• [Given task] Pictures stay out of the copy; set down each line of the listing below exactly.

• [Source material]
** Begin **
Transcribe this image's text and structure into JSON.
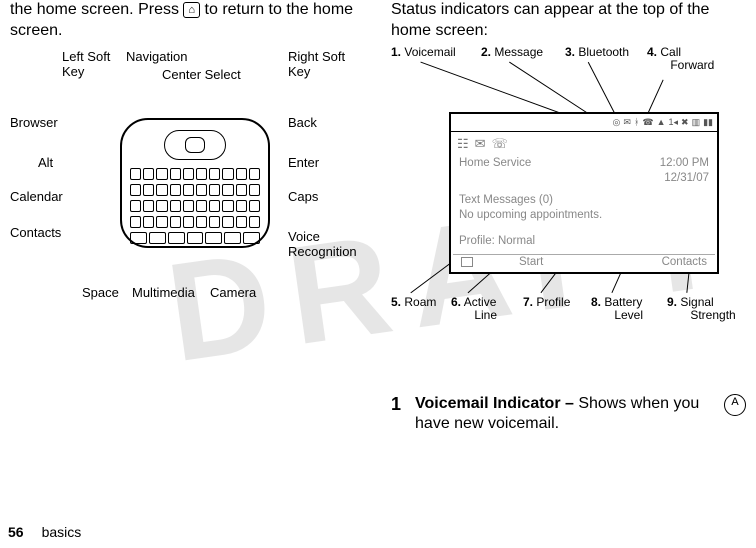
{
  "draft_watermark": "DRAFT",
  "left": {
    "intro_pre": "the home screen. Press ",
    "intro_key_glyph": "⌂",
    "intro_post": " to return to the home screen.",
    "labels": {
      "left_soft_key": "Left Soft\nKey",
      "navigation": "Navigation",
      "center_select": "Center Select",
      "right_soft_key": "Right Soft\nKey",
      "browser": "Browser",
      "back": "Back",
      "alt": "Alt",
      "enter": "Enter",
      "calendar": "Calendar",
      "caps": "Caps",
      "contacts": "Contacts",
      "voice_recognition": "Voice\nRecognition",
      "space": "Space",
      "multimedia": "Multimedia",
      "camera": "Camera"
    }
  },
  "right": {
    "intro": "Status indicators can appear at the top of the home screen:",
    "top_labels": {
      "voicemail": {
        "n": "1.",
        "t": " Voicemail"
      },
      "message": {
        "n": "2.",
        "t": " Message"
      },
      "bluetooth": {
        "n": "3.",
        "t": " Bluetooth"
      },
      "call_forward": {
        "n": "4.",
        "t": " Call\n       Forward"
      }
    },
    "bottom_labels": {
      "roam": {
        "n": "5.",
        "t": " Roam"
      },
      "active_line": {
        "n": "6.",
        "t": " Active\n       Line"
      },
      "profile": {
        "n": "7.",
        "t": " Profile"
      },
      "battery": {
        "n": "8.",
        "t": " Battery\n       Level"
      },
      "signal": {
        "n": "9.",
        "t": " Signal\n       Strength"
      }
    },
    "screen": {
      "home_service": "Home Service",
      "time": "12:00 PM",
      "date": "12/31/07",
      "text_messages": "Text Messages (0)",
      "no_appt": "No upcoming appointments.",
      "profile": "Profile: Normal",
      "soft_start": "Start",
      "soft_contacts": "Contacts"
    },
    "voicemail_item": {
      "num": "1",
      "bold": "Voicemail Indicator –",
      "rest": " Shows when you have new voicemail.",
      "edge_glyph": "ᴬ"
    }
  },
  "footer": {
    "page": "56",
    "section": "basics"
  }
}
** End **
• [In response]
Transcribe this image's text and structure into JSON.
{
  "draft_watermark": "DRAFT",
  "left": {
    "intro_pre": "the home screen. Press ",
    "intro_key_glyph": "⌂",
    "intro_post": " to return to the home screen.",
    "labels": {
      "left_soft_key": "Left Soft\nKey",
      "navigation": "Navigation",
      "center_select": "Center Select",
      "right_soft_key": "Right Soft\nKey",
      "browser": "Browser",
      "back": "Back",
      "alt": "Alt",
      "enter": "Enter",
      "calendar": "Calendar",
      "caps": "Caps",
      "contacts": "Contacts",
      "voice_recognition": "Voice\nRecognition",
      "space": "Space",
      "multimedia": "Multimedia",
      "camera": "Camera"
    }
  },
  "right": {
    "intro": "Status indicators can appear at the top of the home screen:",
    "top_labels": {
      "voicemail": {
        "n": "1.",
        "t": " Voicemail"
      },
      "message": {
        "n": "2.",
        "t": " Message"
      },
      "bluetooth": {
        "n": "3.",
        "t": " Bluetooth"
      },
      "call_forward": {
        "n": "4.",
        "t": " Call\n       Forward"
      }
    },
    "bottom_labels": {
      "roam": {
        "n": "5.",
        "t": " Roam"
      },
      "active_line": {
        "n": "6.",
        "t": " Active\n       Line"
      },
      "profile": {
        "n": "7.",
        "t": " Profile"
      },
      "battery": {
        "n": "8.",
        "t": " Battery\n       Level"
      },
      "signal": {
        "n": "9.",
        "t": " Signal\n       Strength"
      }
    },
    "screen": {
      "home_service": "Home Service",
      "time": "12:00 PM",
      "date": "12/31/07",
      "text_messages": "Text Messages (0)",
      "no_appt": "No upcoming appointments.",
      "profile": "Profile: Normal",
      "soft_start": "Start",
      "soft_contacts": "Contacts"
    },
    "voicemail_item": {
      "num": "1",
      "bold": "Voicemail Indicator –",
      "rest": " Shows when you have new voicemail.",
      "edge_glyph": "ᴬ"
    }
  },
  "footer": {
    "page": "56",
    "section": "basics"
  }
}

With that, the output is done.